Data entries
* BEGIN *
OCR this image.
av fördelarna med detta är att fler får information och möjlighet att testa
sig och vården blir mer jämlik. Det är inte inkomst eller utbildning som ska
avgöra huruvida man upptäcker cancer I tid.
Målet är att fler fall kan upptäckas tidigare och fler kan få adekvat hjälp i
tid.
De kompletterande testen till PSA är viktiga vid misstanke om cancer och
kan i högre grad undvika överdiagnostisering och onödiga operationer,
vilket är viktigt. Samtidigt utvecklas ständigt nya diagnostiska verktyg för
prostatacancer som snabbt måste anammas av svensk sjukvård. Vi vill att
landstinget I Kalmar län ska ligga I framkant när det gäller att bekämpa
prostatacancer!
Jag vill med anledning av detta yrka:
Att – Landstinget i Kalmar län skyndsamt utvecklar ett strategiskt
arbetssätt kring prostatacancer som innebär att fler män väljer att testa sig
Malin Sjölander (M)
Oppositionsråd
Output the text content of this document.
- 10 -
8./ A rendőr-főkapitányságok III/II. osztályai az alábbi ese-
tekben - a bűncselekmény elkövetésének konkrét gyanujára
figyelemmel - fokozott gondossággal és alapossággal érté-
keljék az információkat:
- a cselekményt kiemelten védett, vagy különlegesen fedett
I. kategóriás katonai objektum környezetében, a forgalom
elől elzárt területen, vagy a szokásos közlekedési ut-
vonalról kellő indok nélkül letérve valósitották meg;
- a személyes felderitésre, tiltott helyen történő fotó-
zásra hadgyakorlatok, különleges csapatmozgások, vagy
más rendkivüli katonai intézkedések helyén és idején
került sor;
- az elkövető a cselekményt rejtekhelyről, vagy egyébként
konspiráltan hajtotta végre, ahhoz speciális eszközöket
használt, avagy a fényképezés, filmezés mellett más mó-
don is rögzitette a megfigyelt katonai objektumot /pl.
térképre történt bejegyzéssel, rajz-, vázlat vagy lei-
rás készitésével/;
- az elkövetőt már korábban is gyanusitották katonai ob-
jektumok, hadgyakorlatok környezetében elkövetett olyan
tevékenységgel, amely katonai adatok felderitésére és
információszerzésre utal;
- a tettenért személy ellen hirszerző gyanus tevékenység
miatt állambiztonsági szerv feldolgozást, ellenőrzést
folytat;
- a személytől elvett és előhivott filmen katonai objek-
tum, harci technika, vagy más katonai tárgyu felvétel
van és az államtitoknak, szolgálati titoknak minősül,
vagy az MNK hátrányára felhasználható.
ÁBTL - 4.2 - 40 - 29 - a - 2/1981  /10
* END *
WRITTEN INSTRUCTION
All of the entries above need to be reproduced exactly.

FINISHED ANSWER
OCR this image.
av fördelarna med detta är att fler får information och möjlighet att testa
sig och vården blir mer jämlik. Det är inte inkomst eller utbildning som ska
avgöra huruvida man upptäcker cancer I tid.
Målet är att fler fall kan upptäckas tidigare och fler kan få adekvat hjälp i
tid.
De kompletterande testen till PSA är viktiga vid misstanke om cancer och
kan i högre grad undvika överdiagnostisering och onödiga operationer,
vilket är viktigt. Samtidigt utvecklas ständigt nya diagnostiska verktyg för
prostatacancer som snabbt måste anammas av svensk sjukvård. Vi vill att
landstinget I Kalmar län ska ligga I framkant när det gäller att bekämpa
prostatacancer!
Jag vill med anledning av detta yrka:
Att – Landstinget i Kalmar län skyndsamt utvecklar ett strategiskt
arbetssätt kring prostatacancer som innebär att fler män väljer att testa sig
Malin Sjölander (M)
Oppositionsråd
Output the text content of this document.
- 10 -
8./ A rendőr-főkapitányságok III/II. osztályai az alábbi ese-
tekben - a bűncselekmény elkövetésének konkrét gyanujára
figyelemmel - fokozott gondossággal és alapossággal érté-
keljék az információkat:
- a cselekményt kiemelten védett, vagy különlegesen fedett
I. kategóriás katonai objektum környezetében, a forgalom
elől elzárt területen, vagy a szokásos közlekedési ut-
vonalról kellő indok nélkül letérve valósitották meg;
- a személyes felderitésre, tiltott helyen történő fotó-
zásra hadgyakorlatok, különleges csapatmozgások, vagy
más rendkivüli katonai intézkedések helyén és idején
került sor;
- az elkövető a cselekményt rejtekhelyről, vagy egyébként
konspiráltan hajtotta végre, ahhoz speciális eszközöket
használt, avagy a fényképezés, filmezés mellett más mó-
don is rögzitette a megfigyelt katonai objektumot /pl.
térképre történt bejegyzéssel, rajz-, vázlat vagy lei-
rás készitésével/;
- az elkövetőt már korábban is gyanusitották katonai ob-
jektumok, hadgyakorlatok környezetében elkövetett olyan
tevékenységgel, amely katonai adatok felderitésére és
információszerzésre utal;
- a tettenért személy ellen hirszerző gyanus tevékenység
miatt állambiztonsági szerv feldolgozást, ellenőrzést
folytat;
- a személytől elvett és előhivott filmen katonai objek-
tum, harci technika, vagy más katonai tárgyu felvétel
van és az államtitoknak, szolgálati titoknak minősül,
vagy az MNK hátrányára felhasználható.
ÁBTL - 4.2 - 40 - 29 - a - 2/1981  /10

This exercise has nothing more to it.